··· Extracted entries ···

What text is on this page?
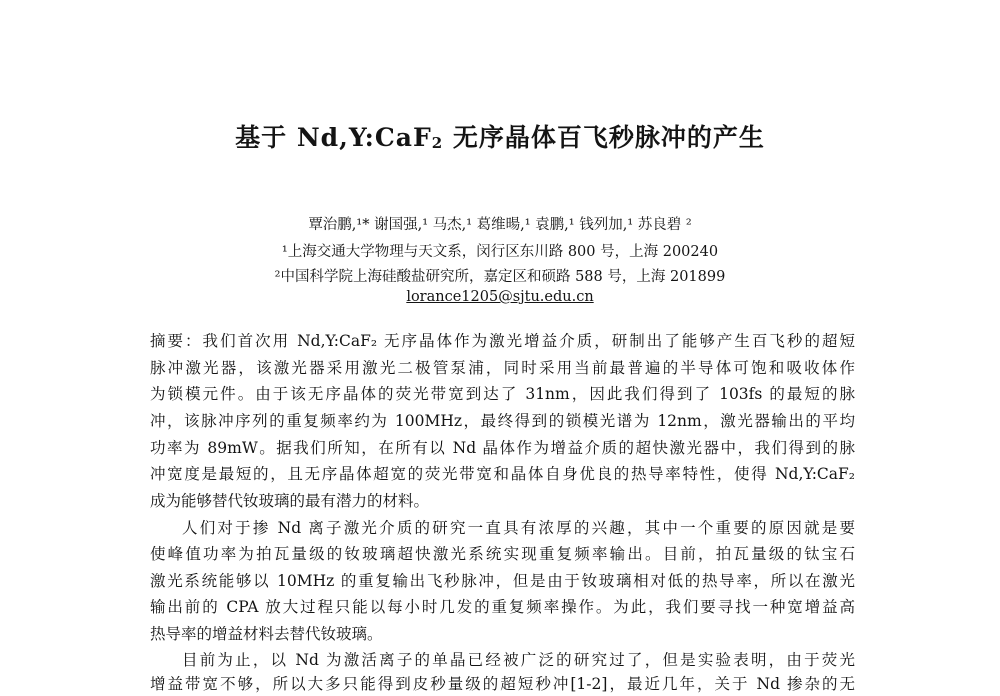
基于 Nd,Y:CaF$_2$ 无序晶体百飞秒脉冲的产生
覃治鹏,¹* 谢国强,¹ 马杰,¹ 葛维暘,¹ 袁鹏,¹ 钱列加,¹ 苏良碧 ²
¹上海交通大学物理与天文系，闵行区东川路 800 号，上海 200240
²中国科学院上海硅酸盐研究所，嘉定区和硕路 588 号，上海 201899
lorance1205@sjtu.edu.cn

摘要：我们首次用 Nd,Y:CaF₂ 无序晶体作为激光增益介质，研制出了能够产生百飞秒的超短

脉冲激光器，该激光器采用激光二极管泵浦，同时采用当前最普遍的半导体可饱和吸收体作

为锁模元件。由于该无序晶体的荧光带宽到达了 31nm，因此我们得到了 103fs 的最短的脉

冲，该脉冲序列的重复频率约为 100MHz，最终得到的锁模光谱为 12nm，激光器输出的平均

功率为 89mW。据我们所知，在所有以 Nd 晶体作为增益介质的超快激光器中，我们得到的脉

冲宽度是最短的，且无序晶体超宽的荧光带宽和晶体自身优良的热导率特性，使得 Nd,Y:CaF₂

成为能够替代钕玻璃的最有潜力的材料。

人们对于掺 Nd 离子激光介质的研究一直具有浓厚的兴趣，其中一个重要的原因就是要

使峰值功率为拍瓦量级的钕玻璃超快激光系统实现重复频率输出。目前，拍瓦量级的钛宝石

激光系统能够以 10MHz 的重复输出飞秒脉冲，但是由于钕玻璃相对低的热导率，所以在激光

输出前的 CPA 放大过程只能以每小时几发的重复频率操作。为此，我们要寻找一种宽增益高

热导率的增益材料去替代钕玻璃。

目前为止，以 Nd 为激活离子的单晶已经被广泛的研究过了，但是实验表明，由于荧光

增益带宽不够，所以大多只能得到皮秒量级的超短秒冲[1-2]，最近几年，关于 Nd 掺杂的无
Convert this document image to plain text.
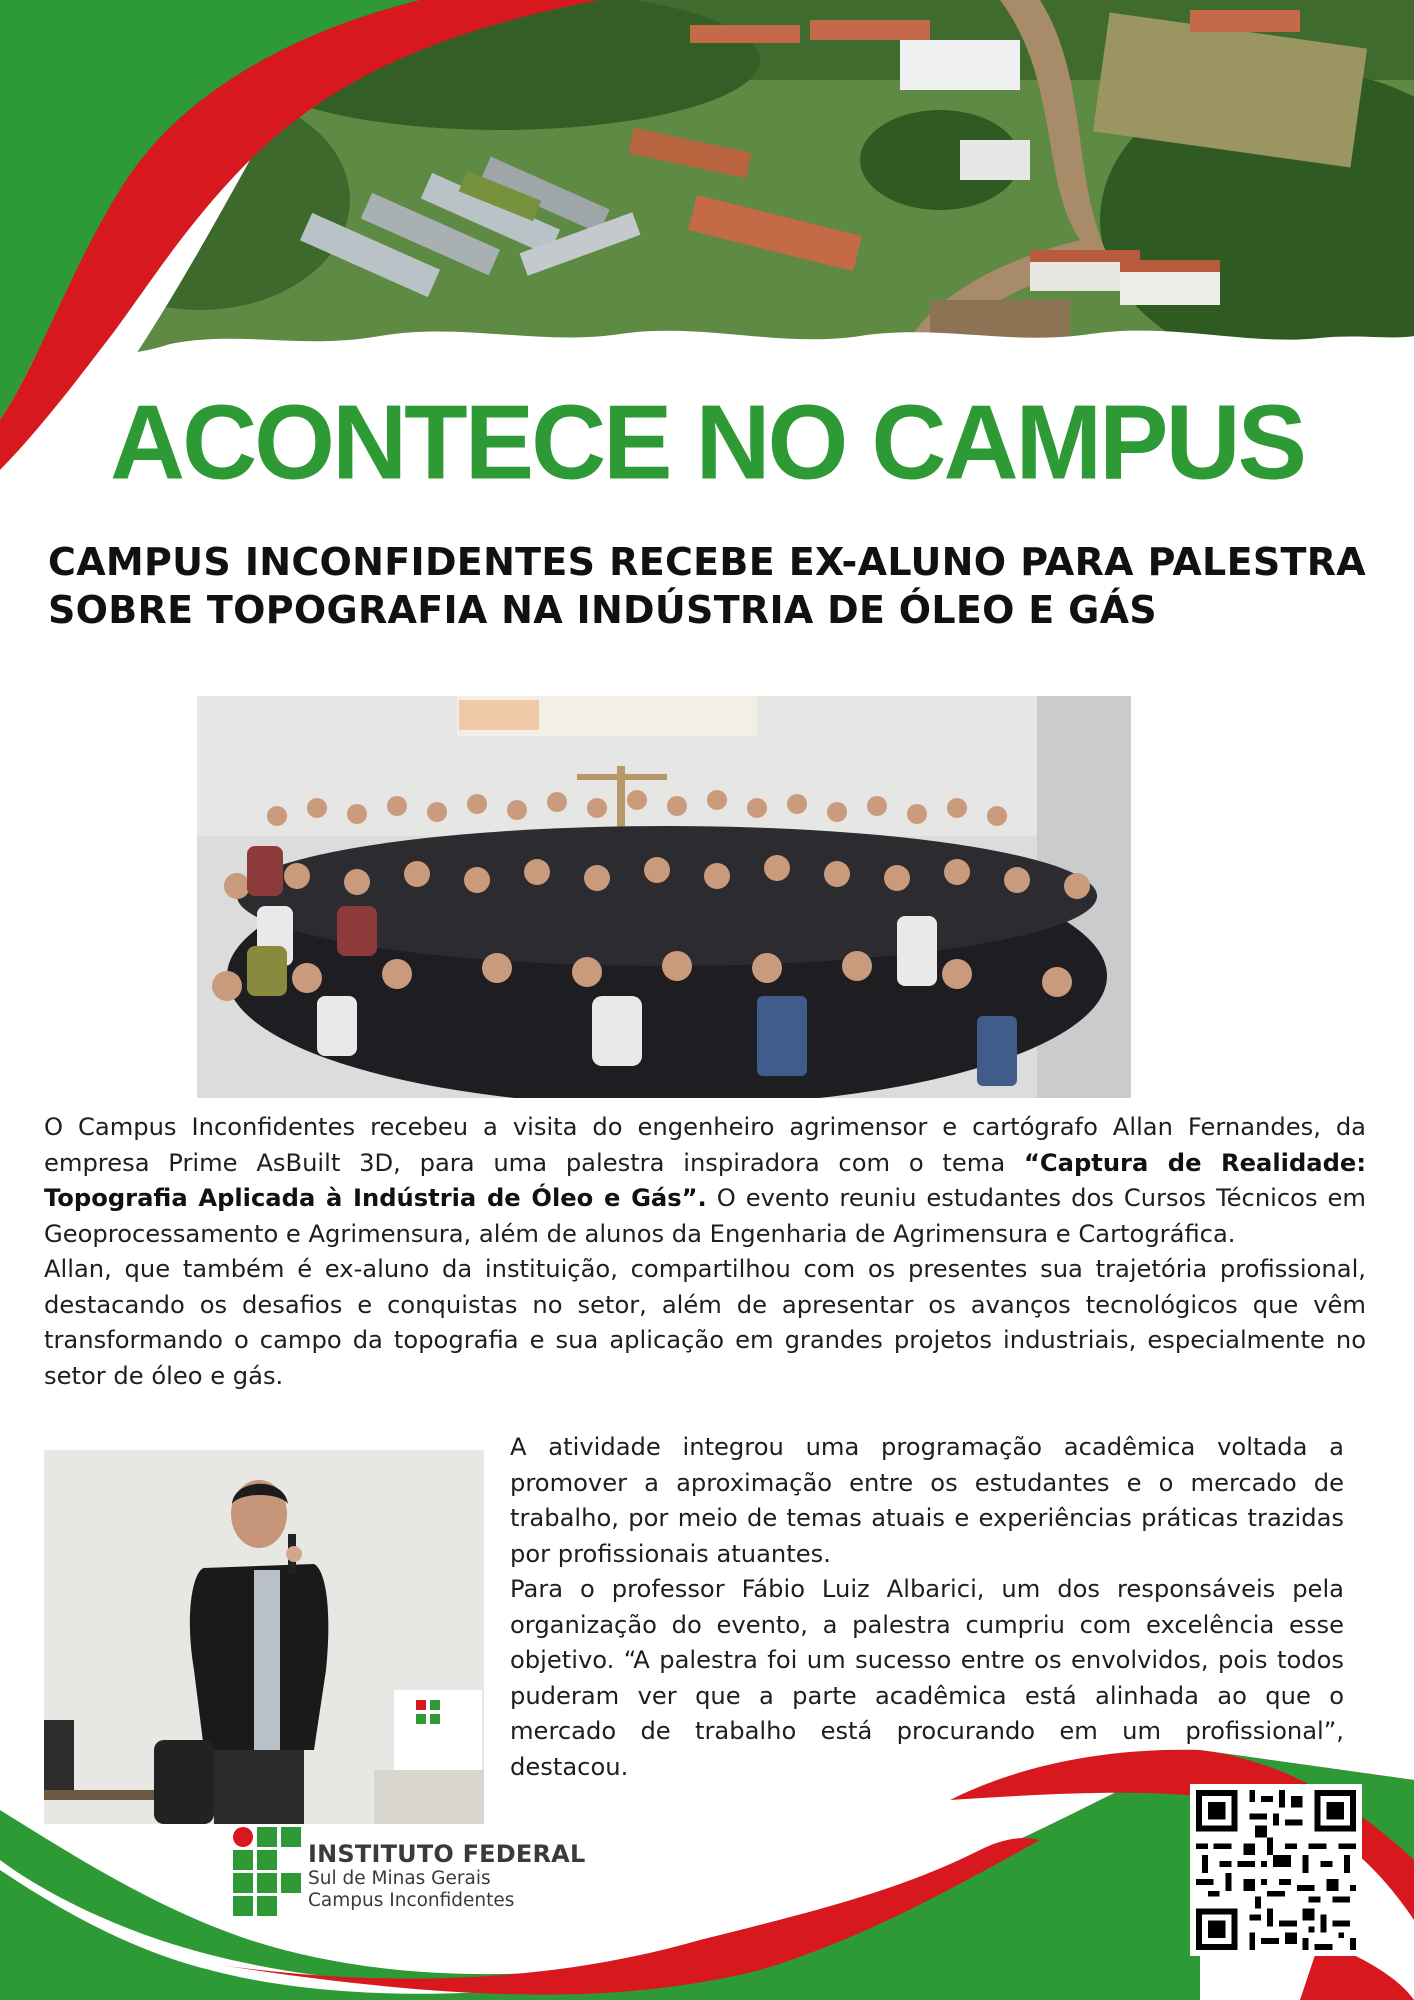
ACONTECE NO CAMPUS
CAMPUS INCONFIDENTES RECEBE EX-ALUNO PARA PALESTRA SOBRE TOPOGRAFIA NA INDÚSTRIA DE ÓLEO E GÁS

O Campus Inconfidentes recebeu a visita do engenheiro agrimensor e cartógrafo Allan Fernandes, da empresa Prime AsBuilt 3D, para uma palestra inspiradora com o tema “Captura de Realidade: Topografia Aplicada à Indústria de Óleo e Gás”. O evento reuniu estudantes dos Cursos Técnicos em Geoprocessamento e Agrimensura, além de alunos da Engenharia de Agrimensura e Cartográfica.

Allan, que também é ex-aluno da instituição, compartilhou com os presentes sua trajetória profissional, destacando os desafios e conquistas no setor, além de apresentar os avanços tecnológicos que vêm transformando o campo da topografia e sua aplicação em grandes projetos industriais, especialmente no setor de óleo e gás.

A atividade integrou uma programação acadêmica voltada a promover a aproximação entre os estudantes e o mercado de trabalho, por meio de temas atuais e experiências práticas trazidas por profissionais atuantes.

Para o professor Fábio Luiz Albarici, um dos responsáveis pela organização do evento, a palestra cumpriu com excelência esse objetivo. “A palestra foi um sucesso entre os envolvidos, pois todos puderam ver que a parte acadêmica está alinhada ao que o mercado de trabalho está procurando em um profissional”, destacou.

INSTITUTO FEDERAL
Sul de Minas Gerais
Campus Inconfidentes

···

- [Work instructions] Pull out every line of the records above that contains the word "text".

- [Solution to this task]
What text is on this page?
Convert this document image to plain text.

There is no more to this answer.